PROBLEM STATEMENT>
Repeat the data verbatim.

PROVIDED DATA>
— BEGIN —
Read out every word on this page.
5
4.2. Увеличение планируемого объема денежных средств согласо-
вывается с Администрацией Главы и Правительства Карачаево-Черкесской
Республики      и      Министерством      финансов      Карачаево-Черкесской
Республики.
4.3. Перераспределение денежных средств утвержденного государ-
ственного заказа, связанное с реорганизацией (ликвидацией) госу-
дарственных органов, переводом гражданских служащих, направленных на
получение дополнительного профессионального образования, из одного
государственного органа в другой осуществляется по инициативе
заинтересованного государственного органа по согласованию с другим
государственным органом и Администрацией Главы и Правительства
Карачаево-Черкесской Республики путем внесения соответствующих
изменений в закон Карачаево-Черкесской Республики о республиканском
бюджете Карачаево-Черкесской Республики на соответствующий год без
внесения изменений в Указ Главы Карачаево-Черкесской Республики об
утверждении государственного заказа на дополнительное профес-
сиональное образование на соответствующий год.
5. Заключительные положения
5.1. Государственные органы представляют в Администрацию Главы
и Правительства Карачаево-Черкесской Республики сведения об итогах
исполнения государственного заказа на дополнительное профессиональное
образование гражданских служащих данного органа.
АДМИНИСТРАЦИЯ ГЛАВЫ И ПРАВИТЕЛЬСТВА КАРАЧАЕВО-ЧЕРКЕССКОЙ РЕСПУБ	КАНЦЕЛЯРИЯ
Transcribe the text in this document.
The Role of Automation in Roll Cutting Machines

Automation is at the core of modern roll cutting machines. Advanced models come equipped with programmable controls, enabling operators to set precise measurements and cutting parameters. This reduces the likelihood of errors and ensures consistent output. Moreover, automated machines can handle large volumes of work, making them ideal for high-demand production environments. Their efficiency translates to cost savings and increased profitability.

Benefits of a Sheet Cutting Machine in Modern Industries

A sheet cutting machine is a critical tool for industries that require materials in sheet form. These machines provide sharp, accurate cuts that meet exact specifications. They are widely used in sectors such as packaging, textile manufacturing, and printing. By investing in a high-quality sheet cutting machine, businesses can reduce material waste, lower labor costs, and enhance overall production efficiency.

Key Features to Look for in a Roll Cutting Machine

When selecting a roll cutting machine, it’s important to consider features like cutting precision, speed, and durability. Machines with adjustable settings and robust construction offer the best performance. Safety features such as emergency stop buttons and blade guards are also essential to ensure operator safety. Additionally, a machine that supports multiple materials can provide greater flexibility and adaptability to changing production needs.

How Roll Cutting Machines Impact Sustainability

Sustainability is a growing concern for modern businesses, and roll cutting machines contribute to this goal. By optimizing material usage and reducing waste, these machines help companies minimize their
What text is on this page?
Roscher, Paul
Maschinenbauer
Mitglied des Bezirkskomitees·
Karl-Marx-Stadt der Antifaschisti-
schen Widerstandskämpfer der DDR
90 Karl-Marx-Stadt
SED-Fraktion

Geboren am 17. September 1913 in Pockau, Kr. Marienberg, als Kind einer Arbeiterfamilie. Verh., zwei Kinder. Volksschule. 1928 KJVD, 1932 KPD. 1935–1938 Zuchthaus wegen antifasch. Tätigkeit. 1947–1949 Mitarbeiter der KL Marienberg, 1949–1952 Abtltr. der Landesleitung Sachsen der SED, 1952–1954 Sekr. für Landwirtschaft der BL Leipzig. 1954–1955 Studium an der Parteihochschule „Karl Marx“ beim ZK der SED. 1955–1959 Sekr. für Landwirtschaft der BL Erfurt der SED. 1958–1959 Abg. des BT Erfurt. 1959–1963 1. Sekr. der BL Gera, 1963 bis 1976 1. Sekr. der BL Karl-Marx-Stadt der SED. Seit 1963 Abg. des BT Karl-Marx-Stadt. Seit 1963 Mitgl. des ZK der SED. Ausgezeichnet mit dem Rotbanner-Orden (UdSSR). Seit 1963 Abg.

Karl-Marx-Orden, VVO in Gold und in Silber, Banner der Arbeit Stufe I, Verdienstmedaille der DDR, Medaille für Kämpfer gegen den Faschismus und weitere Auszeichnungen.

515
— END —
EXERCISE RESULT>
Read out every word on this page.
5
4.2. Увеличение планируемого объема денежных средств согласо-
вывается с Администрацией Главы и Правительства Карачаево-Черкесской
Республики      и      Министерством      финансов      Карачаево-Черкесской
Республики.
4.3. Перераспределение денежных средств утвержденного государ-
ственного заказа, связанное с реорганизацией (ликвидацией) госу-
дарственных органов, переводом гражданских служащих, направленных на
получение дополнительного профессионального образования, из одного
государственного органа в другой осуществляется по инициативе
заинтересованного государственного органа по согласованию с другим
государственным органом и Администрацией Главы и Правительства
Карачаево-Черкесской Республики путем внесения соответствующих
изменений в закон Карачаево-Черкесской Республики о республиканском
бюджете Карачаево-Черкесской Республики на соответствующий год без
внесения изменений в Указ Главы Карачаево-Черкесской Республики об
утверждении государственного заказа на дополнительное профес-
сиональное образование на соответствующий год.
5. Заключительные положения
5.1. Государственные органы представляют в Администрацию Главы
и Правительства Карачаево-Черкесской Республики сведения об итогах
исполнения государственного заказа на дополнительное профессиональное
образование гражданских служащих данного органа.
АДМИНИСТРАЦИЯ ГЛАВЫ И ПРАВИТЕЛЬСТВА КАРАЧАЕВО-ЧЕРКЕССКОЙ РЕСПУБ	КАНЦЕЛЯРИЯ
Transcribe the text in this document.
The Role of Automation in Roll Cutting Machines

Automation is at the core of modern roll cutting machines. Advanced models come equipped with programmable controls, enabling operators to set precise measurements and cutting parameters. This reduces the likelihood of errors and ensures consistent output. Moreover, automated machines can handle large volumes of work, making them ideal for high-demand production environments. Their efficiency translates to cost savings and increased profitability.

Benefits of a Sheet Cutting Machine in Modern Industries

A sheet cutting machine is a critical tool for industries that require materials in sheet form. These machines provide sharp, accurate cuts that meet exact specifications. They are widely used in sectors such as packaging, textile manufacturing, and printing. By investing in a high-quality sheet cutting machine, businesses can reduce material waste, lower labor costs, and enhance overall production efficiency.

Key Features to Look for in a Roll Cutting Machine

When selecting a roll cutting machine, it’s important to consider features like cutting precision, speed, and durability. Machines with adjustable settings and robust construction offer the best performance. Safety features such as emergency stop buttons and blade guards are also essential to ensure operator safety. Additionally, a machine that supports multiple materials can provide greater flexibility and adaptability to changing production needs.

How Roll Cutting Machines Impact Sustainability

Sustainability is a growing concern for modern businesses, and roll cutting machines contribute to this goal. By optimizing material usage and reducing waste, these machines help companies minimize their
What text is on this page?
Roscher, Paul
Maschinenbauer
Mitglied des Bezirkskomitees·
Karl-Marx-Stadt der Antifaschisti-
schen Widerstandskämpfer der DDR
90 Karl-Marx-Stadt
SED-Fraktion

Geboren am 17. September 1913 in Pockau, Kr. Marienberg, als Kind einer Arbeiterfamilie. Verh., zwei Kinder. Volksschule. 1928 KJVD, 1932 KPD. 1935–1938 Zuchthaus wegen antifasch. Tätigkeit. 1947–1949 Mitarbeiter der KL Marienberg, 1949–1952 Abtltr. der Landesleitung Sachsen der SED, 1952–1954 Sekr. für Landwirtschaft der BL Leipzig. 1954–1955 Studium an der Parteihochschule „Karl Marx“ beim ZK der SED. 1955–1959 Sekr. für Landwirtschaft der BL Erfurt der SED. 1958–1959 Abg. des BT Erfurt. 1959–1963 1. Sekr. der BL Gera, 1963 bis 1976 1. Sekr. der BL Karl-Marx-Stadt der SED. Seit 1963 Abg. des BT Karl-Marx-Stadt. Seit 1963 Mitgl. des ZK der SED. Ausgezeichnet mit dem Rotbanner-Orden (UdSSR). Seit 1963 Abg.

Karl-Marx-Orden, VVO in Gold und in Silber, Banner der Arbeit Stufe I, Verdienstmedaille der DDR, Medaille für Kämpfer gegen den Faschismus und weitere Auszeichnungen.

515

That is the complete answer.